- What is expected: Copy every line of the records below word for word, and leave the pictures out of your copy.

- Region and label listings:
## begin

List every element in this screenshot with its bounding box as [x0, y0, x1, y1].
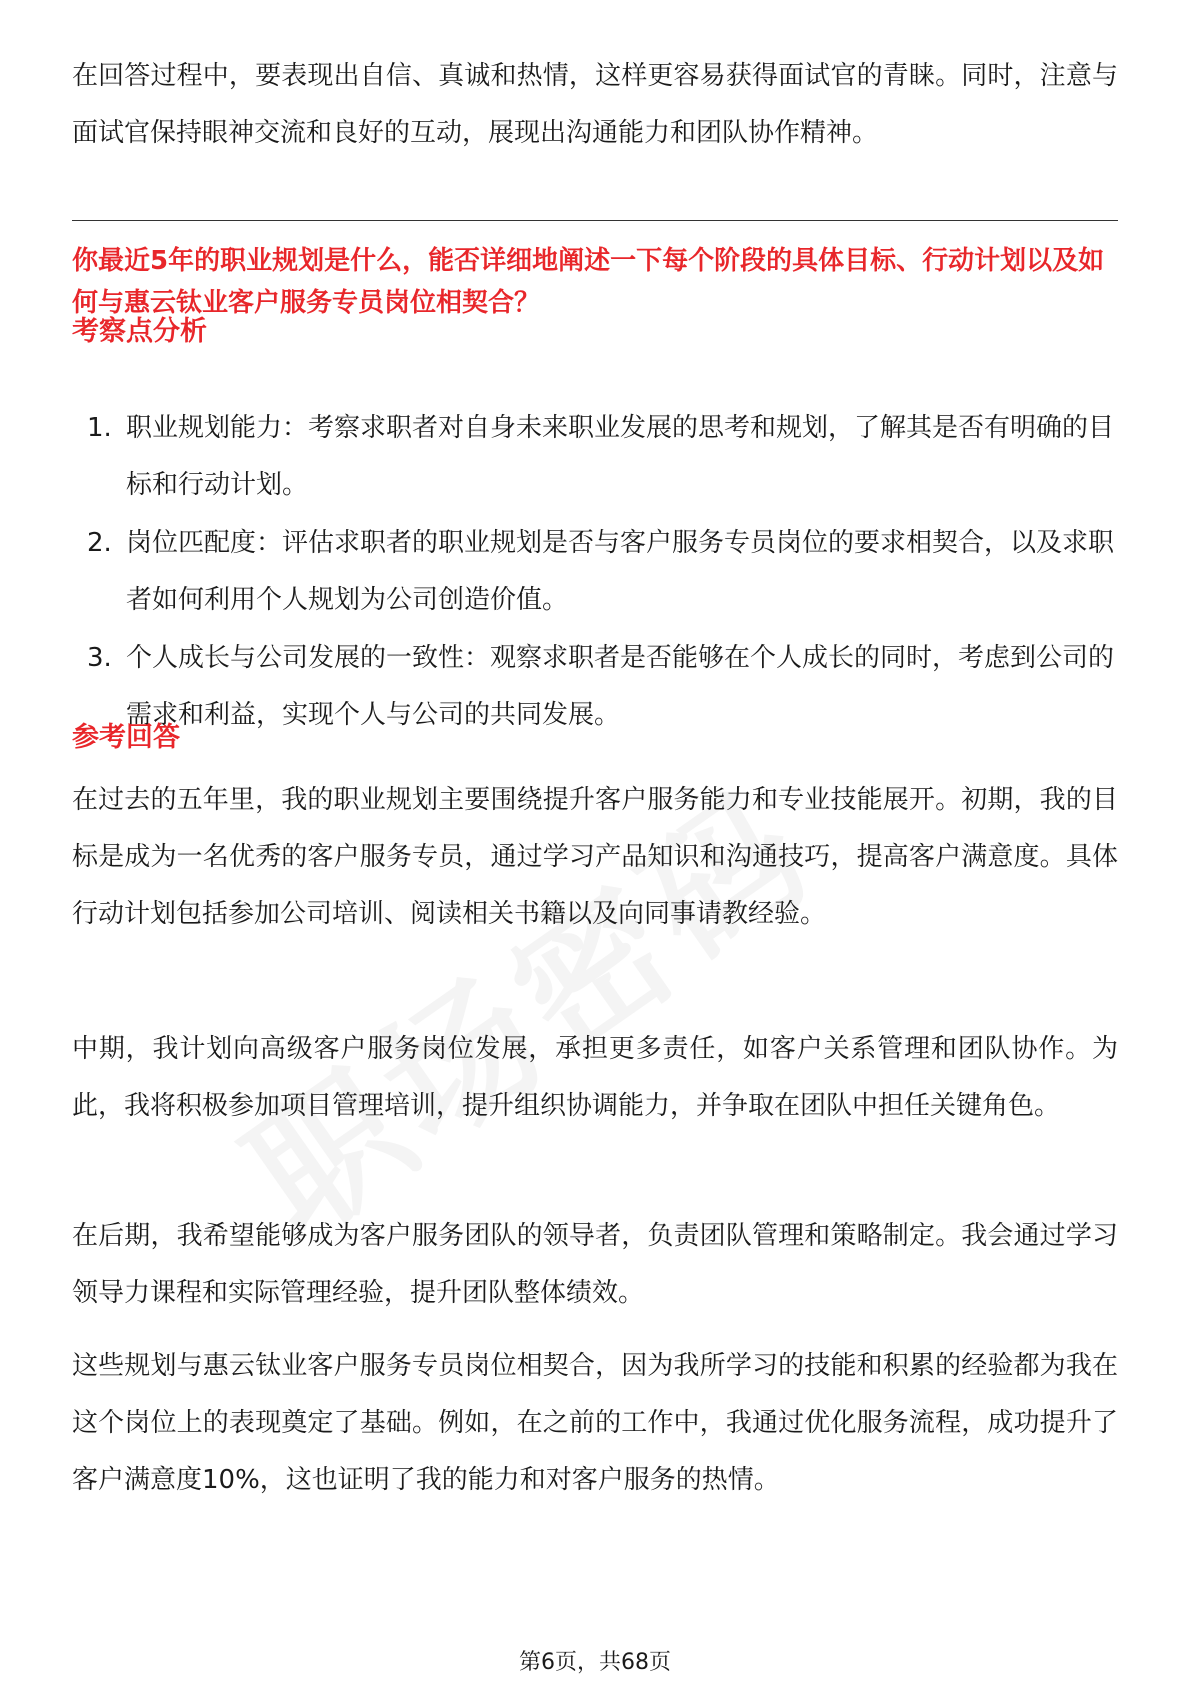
list-item-text: 职业规划能力：考察求职者对自身未来职业发展的思考和规划，了解其是否有明确的目标和行动计划。 — [126, 413, 1115, 500]
intro-paragraph: 在回答过程中，要表现出自信、真诚和热情，这样更容易获得面试官的青睐。同时，注意与面试官保持眼神交流和良好的互动，展现出沟通能力和团队协作精神。 — [72, 61, 1118, 148]
analysis-heading: 考察点分析 — [72, 316, 207, 347]
answer-heading: 参考回答 — [72, 722, 180, 753]
section-divider — [72, 220, 1118, 221]
page-footer: 第6页，共68页 — [519, 1650, 671, 1675]
analysis-list — [72, 400, 1118, 745]
answer-paragraph: 在过去的五年里，我的职业规划主要围绕提升客户服务能力和专业技能展开。初期，我的目标是成为一名优秀的客户服务专员，通过学习产品知识和沟通技巧，提高客户满意度。具体行动计划包括参加公司培训、阅读相关书籍以及向同事请教经验。 — [72, 785, 1118, 929]
list-item — [72, 400, 1118, 514]
answer-paragraph: 在后期，我希望能够成为客户服务团队的领导者，负责团队管理和策略制定。我会通过学习领导力课程和实际管理经验，提升团队整体绩效。 — [72, 1221, 1118, 1308]
list-item-text: 岗位匹配度：评估求职者的职业规划是否与客户服务专员岗位的要求相契合，以及求职者如何利用个人规划为公司创造价值。 — [126, 528, 1115, 615]
list-number: 1. — [87, 413, 112, 443]
answer-paragraph: 中期，我计划向高级客户服务岗位发展，承担更多责任，如客户关系管理和团队协作。为此，我将积极参加项目管理培训，提升组织协调能力，并争取在团队中担任关键角色。 — [72, 1034, 1118, 1121]
list-number: 3. — [87, 643, 112, 673]
list-item-text: 个人成长与公司发展的一致性：观察求职者是否能够在个人成长的同时，考虑到公司的需求和利益，实现个人与公司的共同发展。 — [126, 643, 1115, 730]
list-number: 2. — [87, 528, 112, 558]
answer-paragraph: 这些规划与惠云钛业客户服务专员岗位相契合，因为我所学习的技能和积累的经验都为我在这个岗位上的表现奠定了基础。例如，在之前的工作中，我通过优化服务流程，成功提升了客户满意度10%，这也证明了我的能力和对客户服务的热情。 — [72, 1351, 1118, 1495]
list-item — [72, 515, 1118, 629]
question-title: 你最近5年的职业规划是什么，能否详细地阐述一下每个阶段的具体目标、行动计划以及如何与惠云钛业客户服务专员岗位相契合？ — [72, 246, 1105, 318]
list-item — [72, 630, 1118, 744]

## end

- Expected answer:
List every element in this screenshot with its bounding box as [x0, y0, x1, y1].
list-item-text: 职业规划能力：考察求职者对自身未来职业发展的思考和规划，了解其是否有明确的目标和行动计划。 — [126, 413, 1115, 500]
intro-paragraph: 在回答过程中，要表现出自信、真诚和热情，这样更容易获得面试官的青睐。同时，注意与面试官保持眼神交流和良好的互动，展现出沟通能力和团队协作精神。 — [72, 61, 1118, 148]
analysis-heading: 考察点分析 — [72, 316, 207, 347]
answer-heading: 参考回答 — [72, 722, 180, 753]
section-divider — [72, 220, 1118, 221]
page-footer: 第6页，共68页 — [519, 1650, 671, 1675]
analysis-list — [72, 400, 1118, 745]
answer-paragraph: 在过去的五年里，我的职业规划主要围绕提升客户服务能力和专业技能展开。初期，我的目标是成为一名优秀的客户服务专员，通过学习产品知识和沟通技巧，提高客户满意度。具体行动计划包括参加公司培训、阅读相关书籍以及向同事请教经验。 — [72, 785, 1118, 929]
list-item — [72, 400, 1118, 514]
answer-paragraph: 在后期，我希望能够成为客户服务团队的领导者，负责团队管理和策略制定。我会通过学习领导力课程和实际管理经验，提升团队整体绩效。 — [72, 1221, 1118, 1308]
list-item-text: 岗位匹配度：评估求职者的职业规划是否与客户服务专员岗位的要求相契合，以及求职者如何利用个人规划为公司创造价值。 — [126, 528, 1115, 615]
list-number: 1. — [87, 413, 112, 443]
answer-paragraph: 中期，我计划向高级客户服务岗位发展，承担更多责任，如客户关系管理和团队协作。为此，我将积极参加项目管理培训，提升组织协调能力，并争取在团队中担任关键角色。 — [72, 1034, 1118, 1121]
list-number: 3. — [87, 643, 112, 673]
list-item-text: 个人成长与公司发展的一致性：观察求职者是否能够在个人成长的同时，考虑到公司的需求和利益，实现个人与公司的共同发展。 — [126, 643, 1115, 730]
list-number: 2. — [87, 528, 112, 558]
answer-paragraph: 这些规划与惠云钛业客户服务专员岗位相契合，因为我所学习的技能和积累的经验都为我在这个岗位上的表现奠定了基础。例如，在之前的工作中，我通过优化服务流程，成功提升了客户满意度10%，这也证明了我的能力和对客户服务的热情。 — [72, 1351, 1118, 1495]
list-item — [72, 515, 1118, 629]
question-title: 你最近5年的职业规划是什么，能否详细地阐述一下每个阶段的具体目标、行动计划以及如何与惠云钛业客户服务专员岗位相契合？ — [72, 246, 1105, 318]
list-item — [72, 630, 1118, 744]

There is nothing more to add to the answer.